• WHAT YOU ARE ASKED TO DO: According to the kernel mailing-list thread, which driver is the only one that might be affected by the use-after-free bug?

• SOURCE PASSAGE:

Greg KH Feb. 20, 2025, 2:06 p.m. UTC | #3
On Thu, Feb 20, 2025 at 02:31:29PM +0100, Théo Lebrun wrote:
> Hello Greg,
> 
> On Thu Feb 20, 2025 at 1:41 PM CET, Greg Kroah-Hartman wrote:
> > On Tue, Feb 18, 2025 at 12:00:11PM +0100, Théo Lebrun wrote:
> >> The use-after-free bug appears when:
> >>  - A platform device is created from OF, by of_device_add();
> >>  - The same device's name is changed afterwards using dev_set_name(),
> >>    by its probe for example.
> >> 
> >> Out of the 37 drivers that deal with platform devices and do a
> >> dev_set_name() call, only one might be affected. That driver is
> >> loongson-i2s-plat [0]. All other dev_set_name() calls are on children
> >> devices created on the spot. The issue was found on downstream kernels
> >> and we don't have what it takes to test loongson-i2s-plat.
> >> 
> >> Note: loongson-i2s-plat maintainers are CCed.
> >> 
> >>    ⟩ # Finding potential trouble-makers:
> >>    ⟩ git grep -l 'struct platform_device' | xargs grep -l dev_set_name
> >> 
> >> The solution proposed is to add a flag to platform_device that tells if
> >> it is responsible for freeing its name. We can then duplicate the
> >> device name inside of_device_add() instead of copying the pointer.
> >
> > Ick.
> >
> >> What is done elsewhere?
> >>  - Platform bus code does a copy of the argument name that is stored
> >>    alongside the struct platform_device; see platform_device_alloc()[1].
> >>  - Other busses duplicate the device name; either through a dynamic
> >>    allocation [2] or through an array embedded inside devices [3].
> >>  - Some busses don't have a separate name; when they want a name they
> >>    take it from the device [4].
> >
> > Really ick.
> >
> > Let's do the right thing here and just get rid of the name pointer
> > entirely in struct platform_device please.  Isn't that the correct
> > thing that way the driver core logic will work properly for all of this.
> 
> I would agree, if it wasn't for this consideration that is found in the
> commit message [0]:

What, that the of code is broken?  Then it should be fixed, why does it
need a pointer to a name at all anyway?  It shouldn't be needed there
either.

> > It is important to duplicate! pdev->name must not change to make sure
> > the platform_match() return value is stable over time. If we updated
> > pdev->name alongside dev->name, once a device probes and changes its
> > name then the platform_match() return value would change.

[Rows from a layout dataset]
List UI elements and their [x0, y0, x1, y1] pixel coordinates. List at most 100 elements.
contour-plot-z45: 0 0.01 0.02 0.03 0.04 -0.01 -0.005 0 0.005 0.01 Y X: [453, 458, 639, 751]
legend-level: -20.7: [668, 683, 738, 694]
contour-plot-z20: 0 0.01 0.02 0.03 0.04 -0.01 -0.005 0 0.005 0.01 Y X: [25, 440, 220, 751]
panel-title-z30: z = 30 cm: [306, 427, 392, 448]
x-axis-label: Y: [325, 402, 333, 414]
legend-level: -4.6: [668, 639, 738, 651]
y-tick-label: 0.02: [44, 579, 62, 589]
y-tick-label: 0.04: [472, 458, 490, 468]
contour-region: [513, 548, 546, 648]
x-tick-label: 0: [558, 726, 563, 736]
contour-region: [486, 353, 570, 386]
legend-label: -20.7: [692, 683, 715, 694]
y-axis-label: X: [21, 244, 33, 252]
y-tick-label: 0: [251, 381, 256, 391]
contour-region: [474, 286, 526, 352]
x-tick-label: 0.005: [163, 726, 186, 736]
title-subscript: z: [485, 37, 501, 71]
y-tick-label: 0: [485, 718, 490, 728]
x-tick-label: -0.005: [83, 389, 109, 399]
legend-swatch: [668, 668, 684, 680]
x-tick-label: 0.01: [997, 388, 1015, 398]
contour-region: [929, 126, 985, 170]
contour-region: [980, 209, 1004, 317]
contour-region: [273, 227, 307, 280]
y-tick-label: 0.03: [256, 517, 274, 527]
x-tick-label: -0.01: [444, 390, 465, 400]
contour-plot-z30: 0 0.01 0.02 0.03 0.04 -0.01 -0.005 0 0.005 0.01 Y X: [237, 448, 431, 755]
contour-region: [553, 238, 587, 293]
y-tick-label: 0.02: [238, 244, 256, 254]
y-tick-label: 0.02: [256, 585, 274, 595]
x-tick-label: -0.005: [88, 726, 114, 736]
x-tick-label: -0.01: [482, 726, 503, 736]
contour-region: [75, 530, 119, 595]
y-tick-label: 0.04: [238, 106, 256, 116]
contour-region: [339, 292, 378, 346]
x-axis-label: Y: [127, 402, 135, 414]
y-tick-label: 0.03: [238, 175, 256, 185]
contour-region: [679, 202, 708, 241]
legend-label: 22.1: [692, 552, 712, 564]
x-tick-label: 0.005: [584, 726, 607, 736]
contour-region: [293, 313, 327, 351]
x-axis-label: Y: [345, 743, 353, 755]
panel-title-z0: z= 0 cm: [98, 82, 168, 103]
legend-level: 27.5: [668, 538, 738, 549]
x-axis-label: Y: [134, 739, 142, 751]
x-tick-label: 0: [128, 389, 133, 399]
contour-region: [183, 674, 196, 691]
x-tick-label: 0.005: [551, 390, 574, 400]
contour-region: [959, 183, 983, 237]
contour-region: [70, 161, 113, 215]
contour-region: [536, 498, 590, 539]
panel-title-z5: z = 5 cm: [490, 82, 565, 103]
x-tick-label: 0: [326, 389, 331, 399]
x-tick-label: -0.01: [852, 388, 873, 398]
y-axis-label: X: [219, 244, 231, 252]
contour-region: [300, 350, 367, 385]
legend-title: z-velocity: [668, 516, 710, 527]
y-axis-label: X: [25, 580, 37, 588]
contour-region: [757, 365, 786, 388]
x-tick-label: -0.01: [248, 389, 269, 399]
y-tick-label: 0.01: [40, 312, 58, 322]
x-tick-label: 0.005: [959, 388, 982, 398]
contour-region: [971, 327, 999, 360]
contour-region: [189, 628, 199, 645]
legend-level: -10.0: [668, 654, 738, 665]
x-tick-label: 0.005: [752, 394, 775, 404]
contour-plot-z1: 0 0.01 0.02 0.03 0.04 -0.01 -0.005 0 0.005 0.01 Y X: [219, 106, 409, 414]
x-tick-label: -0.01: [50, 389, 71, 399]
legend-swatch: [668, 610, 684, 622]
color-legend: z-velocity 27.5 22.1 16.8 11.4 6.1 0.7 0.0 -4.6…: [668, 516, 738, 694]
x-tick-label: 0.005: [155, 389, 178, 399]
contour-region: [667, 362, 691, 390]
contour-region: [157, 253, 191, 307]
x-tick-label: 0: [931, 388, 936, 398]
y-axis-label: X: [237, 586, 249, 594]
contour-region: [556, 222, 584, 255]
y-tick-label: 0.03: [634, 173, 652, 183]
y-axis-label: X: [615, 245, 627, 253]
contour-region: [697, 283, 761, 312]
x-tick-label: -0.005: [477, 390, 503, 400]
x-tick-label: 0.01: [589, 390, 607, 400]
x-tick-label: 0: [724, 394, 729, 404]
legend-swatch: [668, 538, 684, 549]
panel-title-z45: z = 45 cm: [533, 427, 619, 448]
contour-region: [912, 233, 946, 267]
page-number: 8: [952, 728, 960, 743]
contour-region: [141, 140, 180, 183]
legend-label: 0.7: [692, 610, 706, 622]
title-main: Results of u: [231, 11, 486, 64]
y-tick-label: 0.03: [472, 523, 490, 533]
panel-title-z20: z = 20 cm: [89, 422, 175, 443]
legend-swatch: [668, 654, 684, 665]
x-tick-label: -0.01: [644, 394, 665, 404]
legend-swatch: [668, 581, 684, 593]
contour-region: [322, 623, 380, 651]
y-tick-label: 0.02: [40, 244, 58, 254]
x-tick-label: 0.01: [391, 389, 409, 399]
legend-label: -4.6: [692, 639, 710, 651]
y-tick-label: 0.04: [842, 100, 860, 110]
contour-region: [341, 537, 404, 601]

• EXERCISE ANSWER: loongson-i2s-plat